DIRECTIONS FOR THIS TASK
Write the records out once more. Leave each line exactly as given.

※ ※ ※

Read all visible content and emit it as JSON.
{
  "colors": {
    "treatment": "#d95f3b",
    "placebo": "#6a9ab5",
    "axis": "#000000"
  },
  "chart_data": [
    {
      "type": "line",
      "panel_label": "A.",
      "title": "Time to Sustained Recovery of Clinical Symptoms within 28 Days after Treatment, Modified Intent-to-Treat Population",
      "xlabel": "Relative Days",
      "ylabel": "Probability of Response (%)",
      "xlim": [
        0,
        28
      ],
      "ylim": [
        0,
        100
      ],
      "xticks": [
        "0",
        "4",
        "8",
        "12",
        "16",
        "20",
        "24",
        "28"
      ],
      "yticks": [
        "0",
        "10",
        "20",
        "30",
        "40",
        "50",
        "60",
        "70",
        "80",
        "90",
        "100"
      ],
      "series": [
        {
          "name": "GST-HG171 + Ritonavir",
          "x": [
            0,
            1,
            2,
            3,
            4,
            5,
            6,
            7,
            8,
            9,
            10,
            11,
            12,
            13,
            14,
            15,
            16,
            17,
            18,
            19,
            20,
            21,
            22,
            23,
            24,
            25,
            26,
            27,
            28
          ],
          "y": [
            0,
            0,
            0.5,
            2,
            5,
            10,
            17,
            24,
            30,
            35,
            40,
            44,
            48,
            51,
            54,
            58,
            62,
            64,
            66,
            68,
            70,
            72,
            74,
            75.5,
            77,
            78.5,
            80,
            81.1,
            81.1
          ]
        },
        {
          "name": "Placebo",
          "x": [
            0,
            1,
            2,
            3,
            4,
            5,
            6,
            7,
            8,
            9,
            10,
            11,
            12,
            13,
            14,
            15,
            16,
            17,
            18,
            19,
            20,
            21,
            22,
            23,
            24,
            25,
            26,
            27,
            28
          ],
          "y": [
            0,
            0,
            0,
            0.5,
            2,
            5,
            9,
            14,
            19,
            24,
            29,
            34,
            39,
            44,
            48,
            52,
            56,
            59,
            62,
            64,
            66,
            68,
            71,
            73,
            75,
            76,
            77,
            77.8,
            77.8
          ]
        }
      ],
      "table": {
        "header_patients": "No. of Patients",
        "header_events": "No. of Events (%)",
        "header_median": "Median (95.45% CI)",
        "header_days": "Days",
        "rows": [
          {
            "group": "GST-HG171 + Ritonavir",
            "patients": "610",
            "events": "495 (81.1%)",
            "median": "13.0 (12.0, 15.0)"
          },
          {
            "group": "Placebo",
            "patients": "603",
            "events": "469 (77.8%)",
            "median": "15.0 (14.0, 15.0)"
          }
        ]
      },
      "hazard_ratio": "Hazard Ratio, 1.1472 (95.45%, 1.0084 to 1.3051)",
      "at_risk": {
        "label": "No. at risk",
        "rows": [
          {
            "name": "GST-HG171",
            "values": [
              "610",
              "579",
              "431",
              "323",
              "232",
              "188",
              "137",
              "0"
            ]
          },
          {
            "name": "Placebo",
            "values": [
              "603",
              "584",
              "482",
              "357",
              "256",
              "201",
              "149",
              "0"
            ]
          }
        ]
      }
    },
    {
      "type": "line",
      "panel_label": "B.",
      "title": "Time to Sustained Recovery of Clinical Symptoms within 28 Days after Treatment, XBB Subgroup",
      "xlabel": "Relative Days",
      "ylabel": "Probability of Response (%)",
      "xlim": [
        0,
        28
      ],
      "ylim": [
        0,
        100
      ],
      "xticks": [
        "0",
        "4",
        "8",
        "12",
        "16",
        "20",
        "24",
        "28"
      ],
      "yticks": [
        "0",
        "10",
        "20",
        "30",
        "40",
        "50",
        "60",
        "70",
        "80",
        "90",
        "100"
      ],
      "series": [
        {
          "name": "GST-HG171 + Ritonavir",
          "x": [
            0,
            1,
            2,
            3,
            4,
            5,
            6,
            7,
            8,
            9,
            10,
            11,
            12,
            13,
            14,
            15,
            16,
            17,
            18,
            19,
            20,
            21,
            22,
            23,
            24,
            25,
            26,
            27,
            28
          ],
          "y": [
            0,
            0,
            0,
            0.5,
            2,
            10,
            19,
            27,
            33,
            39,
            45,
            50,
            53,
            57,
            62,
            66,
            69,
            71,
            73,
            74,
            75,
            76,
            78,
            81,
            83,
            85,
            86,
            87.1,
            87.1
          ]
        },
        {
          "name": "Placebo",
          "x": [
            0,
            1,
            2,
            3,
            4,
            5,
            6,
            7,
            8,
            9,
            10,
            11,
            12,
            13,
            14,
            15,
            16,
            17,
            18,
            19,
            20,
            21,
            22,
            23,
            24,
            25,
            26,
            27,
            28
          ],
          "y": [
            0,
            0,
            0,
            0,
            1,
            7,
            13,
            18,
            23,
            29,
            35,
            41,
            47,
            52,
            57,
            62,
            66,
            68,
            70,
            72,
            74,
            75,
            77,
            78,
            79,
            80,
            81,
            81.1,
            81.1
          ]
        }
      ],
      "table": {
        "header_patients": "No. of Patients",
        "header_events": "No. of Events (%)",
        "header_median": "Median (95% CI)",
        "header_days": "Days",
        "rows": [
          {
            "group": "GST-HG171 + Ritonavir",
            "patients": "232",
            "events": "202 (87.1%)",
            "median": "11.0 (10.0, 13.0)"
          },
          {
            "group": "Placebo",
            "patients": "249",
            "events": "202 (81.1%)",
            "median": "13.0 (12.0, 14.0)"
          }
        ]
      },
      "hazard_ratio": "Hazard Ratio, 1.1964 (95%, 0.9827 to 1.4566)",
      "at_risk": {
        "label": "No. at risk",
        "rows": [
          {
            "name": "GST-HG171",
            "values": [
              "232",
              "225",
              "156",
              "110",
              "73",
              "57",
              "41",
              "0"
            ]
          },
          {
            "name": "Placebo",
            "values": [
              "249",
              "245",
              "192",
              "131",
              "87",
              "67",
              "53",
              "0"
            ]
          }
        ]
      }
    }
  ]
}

※ ※ ※

OUTPUT OF THE EXERCISE
Read all visible content and emit it as JSON.
{
  "colors": {
    "treatment": "#d95f3b",
    "placebo": "#6a9ab5",
    "axis": "#000000"
  },
  "chart_data": [
    {
      "type": "line",
      "panel_label": "A.",
      "title": "Time to Sustained Recovery of Clinical Symptoms within 28 Days after Treatment, Modified Intent-to-Treat Population",
      "xlabel": "Relative Days",
      "ylabel": "Probability of Response (%)",
      "xlim": [
        0,
        28
      ],
      "ylim": [
        0,
        100
      ],
      "xticks": [
        "0",
        "4",
        "8",
        "12",
        "16",
        "20",
        "24",
        "28"
      ],
      "yticks": [
        "0",
        "10",
        "20",
        "30",
        "40",
        "50",
        "60",
        "70",
        "80",
        "90",
        "100"
      ],
      "series": [
        {
          "name": "GST-HG171 + Ritonavir",
          "x": [
            0,
            1,
            2,
            3,
            4,
            5,
            6,
            7,
            8,
            9,
            10,
            11,
            12,
            13,
            14,
            15,
            16,
            17,
            18,
            19,
            20,
            21,
            22,
            23,
            24,
            25,
            26,
            27,
            28
          ],
          "y": [
            0,
            0,
            0.5,
            2,
            5,
            10,
            17,
            24,
            30,
            35,
            40,
            44,
            48,
            51,
            54,
            58,
            62,
            64,
            66,
            68,
            70,
            72,
            74,
            75.5,
            77,
            78.5,
            80,
            81.1,
            81.1
          ]
        },
        {
          "name": "Placebo",
          "x": [
            0,
            1,
            2,
            3,
            4,
            5,
            6,
            7,
            8,
            9,
            10,
            11,
            12,
            13,
            14,
            15,
            16,
            17,
            18,
            19,
            20,
            21,
            22,
            23,
            24,
            25,
            26,
            27,
            28
          ],
          "y": [
            0,
            0,
            0,
            0.5,
            2,
            5,
            9,
            14,
            19,
            24,
            29,
            34,
            39,
            44,
            48,
            52,
            56,
            59,
            62,
            64,
            66,
            68,
            71,
            73,
            75,
            76,
            77,
            77.8,
            77.8
          ]
        }
      ],
      "table": {
        "header_patients": "No. of Patients",
        "header_events": "No. of Events (%)",
        "header_median": "Median (95.45% CI)",
        "header_days": "Days",
        "rows": [
          {
            "group": "GST-HG171 + Ritonavir",
            "patients": "610",
            "events": "495 (81.1%)",
            "median": "13.0 (12.0, 15.0)"
          },
          {
            "group": "Placebo",
            "patients": "603",
            "events": "469 (77.8%)",
            "median": "15.0 (14.0, 15.0)"
          }
        ]
      },
      "hazard_ratio": "Hazard Ratio, 1.1472 (95.45%, 1.0084 to 1.3051)",
      "at_risk": {
        "label": "No. at risk",
        "rows": [
          {
            "name": "GST-HG171",
            "values": [
              "610",
              "579",
              "431",
              "323",
              "232",
              "188",
              "137",
              "0"
            ]
          },
          {
            "name": "Placebo",
            "values": [
              "603",
              "584",
              "482",
              "357",
              "256",
              "201",
              "149",
              "0"
            ]
          }
        ]
      }
    },
    {
      "type": "line",
      "panel_label": "B.",
      "title": "Time to Sustained Recovery of Clinical Symptoms within 28 Days after Treatment, XBB Subgroup",
      "xlabel": "Relative Days",
      "ylabel": "Probability of Response (%)",
      "xlim": [
        0,
        28
      ],
      "ylim": [
        0,
        100
      ],
      "xticks": [
        "0",
        "4",
        "8",
        "12",
        "16",
        "20",
        "24",
        "28"
      ],
      "yticks": [
        "0",
        "10",
        "20",
        "30",
        "40",
        "50",
        "60",
        "70",
        "80",
        "90",
        "100"
      ],
      "series": [
        {
          "name": "GST-HG171 + Ritonavir",
          "x": [
            0,
            1,
            2,
            3,
            4,
            5,
            6,
            7,
            8,
            9,
            10,
            11,
            12,
            13,
            14,
            15,
            16,
            17,
            18,
            19,
            20,
            21,
            22,
            23,
            24,
            25,
            26,
            27,
            28
          ],
          "y": [
            0,
            0,
            0,
            0.5,
            2,
            10,
            19,
            27,
            33,
            39,
            45,
            50,
            53,
            57,
            62,
            66,
            69,
            71,
            73,
            74,
            75,
            76,
            78,
            81,
            83,
            85,
            86,
            87.1,
            87.1
          ]
        },
        {
          "name": "Placebo",
          "x": [
            0,
            1,
            2,
            3,
            4,
            5,
            6,
            7,
            8,
            9,
            10,
            11,
            12,
            13,
            14,
            15,
            16,
            17,
            18,
            19,
            20,
            21,
            22,
            23,
            24,
            25,
            26,
            27,
            28
          ],
          "y": [
            0,
            0,
            0,
            0,
            1,
            7,
            13,
            18,
            23,
            29,
            35,
            41,
            47,
            52,
            57,
            62,
            66,
            68,
            70,
            72,
            74,
            75,
            77,
            78,
            79,
            80,
            81,
            81.1,
            81.1
          ]
        }
      ],
      "table": {
        "header_patients": "No. of Patients",
        "header_events": "No. of Events (%)",
        "header_median": "Median (95% CI)",
        "header_days": "Days",
        "rows": [
          {
            "group": "GST-HG171 + Ritonavir",
            "patients": "232",
            "events": "202 (87.1%)",
            "median": "11.0 (10.0, 13.0)"
          },
          {
            "group": "Placebo",
            "patients": "249",
            "events": "202 (81.1%)",
            "median": "13.0 (12.0, 14.0)"
          }
        ]
      },
      "hazard_ratio": "Hazard Ratio, 1.1964 (95%, 0.9827 to 1.4566)",
      "at_risk": {
        "label": "No. at risk",
        "rows": [
          {
            "name": "GST-HG171",
            "values": [
              "232",
              "225",
              "156",
              "110",
              "73",
              "57",
              "41",
              "0"
            ]
          },
          {
            "name": "Placebo",
            "values": [
              "249",
              "245",
              "192",
              "131",
              "87",
              "67",
              "53",
              "0"
            ]
          }
        ]
      }
    }
  ]
}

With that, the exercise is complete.